**Objective**
Give the data below again, word for word.

------------------------------------------------------------

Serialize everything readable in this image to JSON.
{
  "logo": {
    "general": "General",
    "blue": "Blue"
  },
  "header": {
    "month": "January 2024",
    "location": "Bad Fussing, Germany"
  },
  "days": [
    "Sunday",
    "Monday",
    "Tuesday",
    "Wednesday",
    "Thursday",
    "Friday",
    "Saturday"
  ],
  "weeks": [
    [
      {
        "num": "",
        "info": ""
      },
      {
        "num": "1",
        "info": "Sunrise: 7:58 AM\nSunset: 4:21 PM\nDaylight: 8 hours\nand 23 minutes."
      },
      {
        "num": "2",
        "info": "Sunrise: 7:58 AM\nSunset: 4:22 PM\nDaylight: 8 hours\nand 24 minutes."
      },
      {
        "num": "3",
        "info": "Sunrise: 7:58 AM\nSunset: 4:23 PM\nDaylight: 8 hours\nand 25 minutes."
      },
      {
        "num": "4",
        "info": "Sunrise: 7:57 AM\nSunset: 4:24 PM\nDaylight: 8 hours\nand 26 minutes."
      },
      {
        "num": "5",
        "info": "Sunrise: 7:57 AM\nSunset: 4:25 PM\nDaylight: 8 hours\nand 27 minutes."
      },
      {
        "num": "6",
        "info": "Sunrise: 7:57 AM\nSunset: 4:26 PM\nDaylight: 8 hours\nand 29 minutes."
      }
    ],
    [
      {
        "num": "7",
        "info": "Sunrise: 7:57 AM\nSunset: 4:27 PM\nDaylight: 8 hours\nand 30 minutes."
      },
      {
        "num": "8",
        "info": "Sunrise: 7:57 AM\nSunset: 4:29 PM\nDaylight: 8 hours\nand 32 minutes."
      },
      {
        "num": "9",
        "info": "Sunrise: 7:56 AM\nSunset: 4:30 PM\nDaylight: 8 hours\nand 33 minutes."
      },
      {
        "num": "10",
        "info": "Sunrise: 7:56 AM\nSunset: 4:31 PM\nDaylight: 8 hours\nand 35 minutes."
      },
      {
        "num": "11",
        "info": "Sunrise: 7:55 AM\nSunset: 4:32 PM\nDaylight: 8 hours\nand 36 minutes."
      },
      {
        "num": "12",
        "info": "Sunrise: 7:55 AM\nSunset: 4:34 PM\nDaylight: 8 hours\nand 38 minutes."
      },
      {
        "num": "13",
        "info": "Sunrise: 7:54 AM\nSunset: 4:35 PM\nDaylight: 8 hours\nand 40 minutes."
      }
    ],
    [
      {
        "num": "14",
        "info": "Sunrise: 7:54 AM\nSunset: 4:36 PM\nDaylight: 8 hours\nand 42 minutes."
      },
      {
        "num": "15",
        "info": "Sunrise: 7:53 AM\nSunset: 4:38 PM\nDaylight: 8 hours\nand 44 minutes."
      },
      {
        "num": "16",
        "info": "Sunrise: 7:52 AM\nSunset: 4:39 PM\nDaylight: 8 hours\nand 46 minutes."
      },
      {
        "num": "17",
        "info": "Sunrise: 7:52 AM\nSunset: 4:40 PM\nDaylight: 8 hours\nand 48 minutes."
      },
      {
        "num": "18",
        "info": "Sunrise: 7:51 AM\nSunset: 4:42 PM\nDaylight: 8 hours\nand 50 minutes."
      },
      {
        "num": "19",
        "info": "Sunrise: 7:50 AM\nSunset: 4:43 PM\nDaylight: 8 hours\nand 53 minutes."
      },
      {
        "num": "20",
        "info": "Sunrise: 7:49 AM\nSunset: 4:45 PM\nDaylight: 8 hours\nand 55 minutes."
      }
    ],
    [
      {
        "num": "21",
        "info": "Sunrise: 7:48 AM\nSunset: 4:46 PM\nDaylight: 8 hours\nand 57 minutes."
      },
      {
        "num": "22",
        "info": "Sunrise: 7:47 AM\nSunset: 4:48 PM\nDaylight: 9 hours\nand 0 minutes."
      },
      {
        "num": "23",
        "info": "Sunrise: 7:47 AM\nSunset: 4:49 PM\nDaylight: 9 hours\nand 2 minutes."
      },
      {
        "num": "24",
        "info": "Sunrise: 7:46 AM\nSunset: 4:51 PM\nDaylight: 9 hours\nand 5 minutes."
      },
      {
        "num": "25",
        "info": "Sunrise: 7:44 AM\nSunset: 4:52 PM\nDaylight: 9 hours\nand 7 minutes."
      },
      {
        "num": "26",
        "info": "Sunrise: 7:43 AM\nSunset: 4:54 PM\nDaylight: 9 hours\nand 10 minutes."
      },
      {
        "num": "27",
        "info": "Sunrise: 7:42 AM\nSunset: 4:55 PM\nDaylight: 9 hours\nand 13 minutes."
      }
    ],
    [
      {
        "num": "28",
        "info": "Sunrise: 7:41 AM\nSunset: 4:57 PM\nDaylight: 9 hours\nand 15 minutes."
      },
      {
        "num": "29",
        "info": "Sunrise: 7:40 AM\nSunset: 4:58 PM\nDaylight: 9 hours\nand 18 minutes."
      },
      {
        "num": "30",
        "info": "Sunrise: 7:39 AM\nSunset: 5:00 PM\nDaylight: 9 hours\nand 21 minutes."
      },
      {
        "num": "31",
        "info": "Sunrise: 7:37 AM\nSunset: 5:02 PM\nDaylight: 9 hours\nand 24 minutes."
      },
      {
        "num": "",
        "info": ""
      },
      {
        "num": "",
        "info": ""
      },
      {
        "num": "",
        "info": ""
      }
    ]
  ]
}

------------------------------------------------------------

**Correct answer**
Serialize everything readable in this image to JSON.
{
  "logo": {
    "general": "General",
    "blue": "Blue"
  },
  "header": {
    "month": "January 2024",
    "location": "Bad Fussing, Germany"
  },
  "days": [
    "Sunday",
    "Monday",
    "Tuesday",
    "Wednesday",
    "Thursday",
    "Friday",
    "Saturday"
  ],
  "weeks": [
    [
      {
        "num": "",
        "info": ""
      },
      {
        "num": "1",
        "info": "Sunrise: 7:58 AM\nSunset: 4:21 PM\nDaylight: 8 hours\nand 23 minutes."
      },
      {
        "num": "2",
        "info": "Sunrise: 7:58 AM\nSunset: 4:22 PM\nDaylight: 8 hours\nand 24 minutes."
      },
      {
        "num": "3",
        "info": "Sunrise: 7:58 AM\nSunset: 4:23 PM\nDaylight: 8 hours\nand 25 minutes."
      },
      {
        "num": "4",
        "info": "Sunrise: 7:57 AM\nSunset: 4:24 PM\nDaylight: 8 hours\nand 26 minutes."
      },
      {
        "num": "5",
        "info": "Sunrise: 7:57 AM\nSunset: 4:25 PM\nDaylight: 8 hours\nand 27 minutes."
      },
      {
        "num": "6",
        "info": "Sunrise: 7:57 AM\nSunset: 4:26 PM\nDaylight: 8 hours\nand 29 minutes."
      }
    ],
    [
      {
        "num": "7",
        "info": "Sunrise: 7:57 AM\nSunset: 4:27 PM\nDaylight: 8 hours\nand 30 minutes."
      },
      {
        "num": "8",
        "info": "Sunrise: 7:57 AM\nSunset: 4:29 PM\nDaylight: 8 hours\nand 32 minutes."
      },
      {
        "num": "9",
        "info": "Sunrise: 7:56 AM\nSunset: 4:30 PM\nDaylight: 8 hours\nand 33 minutes."
      },
      {
        "num": "10",
        "info": "Sunrise: 7:56 AM\nSunset: 4:31 PM\nDaylight: 8 hours\nand 35 minutes."
      },
      {
        "num": "11",
        "info": "Sunrise: 7:55 AM\nSunset: 4:32 PM\nDaylight: 8 hours\nand 36 minutes."
      },
      {
        "num": "12",
        "info": "Sunrise: 7:55 AM\nSunset: 4:34 PM\nDaylight: 8 hours\nand 38 minutes."
      },
      {
        "num": "13",
        "info": "Sunrise: 7:54 AM\nSunset: 4:35 PM\nDaylight: 8 hours\nand 40 minutes."
      }
    ],
    [
      {
        "num": "14",
        "info": "Sunrise: 7:54 AM\nSunset: 4:36 PM\nDaylight: 8 hours\nand 42 minutes."
      },
      {
        "num": "15",
        "info": "Sunrise: 7:53 AM\nSunset: 4:38 PM\nDaylight: 8 hours\nand 44 minutes."
      },
      {
        "num": "16",
        "info": "Sunrise: 7:52 AM\nSunset: 4:39 PM\nDaylight: 8 hours\nand 46 minutes."
      },
      {
        "num": "17",
        "info": "Sunrise: 7:52 AM\nSunset: 4:40 PM\nDaylight: 8 hours\nand 48 minutes."
      },
      {
        "num": "18",
        "info": "Sunrise: 7:51 AM\nSunset: 4:42 PM\nDaylight: 8 hours\nand 50 minutes."
      },
      {
        "num": "19",
        "info": "Sunrise: 7:50 AM\nSunset: 4:43 PM\nDaylight: 8 hours\nand 53 minutes."
      },
      {
        "num": "20",
        "info": "Sunrise: 7:49 AM\nSunset: 4:45 PM\nDaylight: 8 hours\nand 55 minutes."
      }
    ],
    [
      {
        "num": "21",
        "info": "Sunrise: 7:48 AM\nSunset: 4:46 PM\nDaylight: 8 hours\nand 57 minutes."
      },
      {
        "num": "22",
        "info": "Sunrise: 7:47 AM\nSunset: 4:48 PM\nDaylight: 9 hours\nand 0 minutes."
      },
      {
        "num": "23",
        "info": "Sunrise: 7:47 AM\nSunset: 4:49 PM\nDaylight: 9 hours\nand 2 minutes."
      },
      {
        "num": "24",
        "info": "Sunrise: 7:46 AM\nSunset: 4:51 PM\nDaylight: 9 hours\nand 5 minutes."
      },
      {
        "num": "25",
        "info": "Sunrise: 7:44 AM\nSunset: 4:52 PM\nDaylight: 9 hours\nand 7 minutes."
      },
      {
        "num": "26",
        "info": "Sunrise: 7:43 AM\nSunset: 4:54 PM\nDaylight: 9 hours\nand 10 minutes."
      },
      {
        "num": "27",
        "info": "Sunrise: 7:42 AM\nSunset: 4:55 PM\nDaylight: 9 hours\nand 13 minutes."
      }
    ],
    [
      {
        "num": "28",
        "info": "Sunrise: 7:41 AM\nSunset: 4:57 PM\nDaylight: 9 hours\nand 15 minutes."
      },
      {
        "num": "29",
        "info": "Sunrise: 7:40 AM\nSunset: 4:58 PM\nDaylight: 9 hours\nand 18 minutes."
      },
      {
        "num": "30",
        "info": "Sunrise: 7:39 AM\nSunset: 5:00 PM\nDaylight: 9 hours\nand 21 minutes."
      },
      {
        "num": "31",
        "info": "Sunrise: 7:37 AM\nSunset: 5:02 PM\nDaylight: 9 hours\nand 24 minutes."
      },
      {
        "num": "",
        "info": ""
      },
      {
        "num": "",
        "info": ""
      },
      {
        "num": "",
        "info": ""
      }
    ]
  ]
}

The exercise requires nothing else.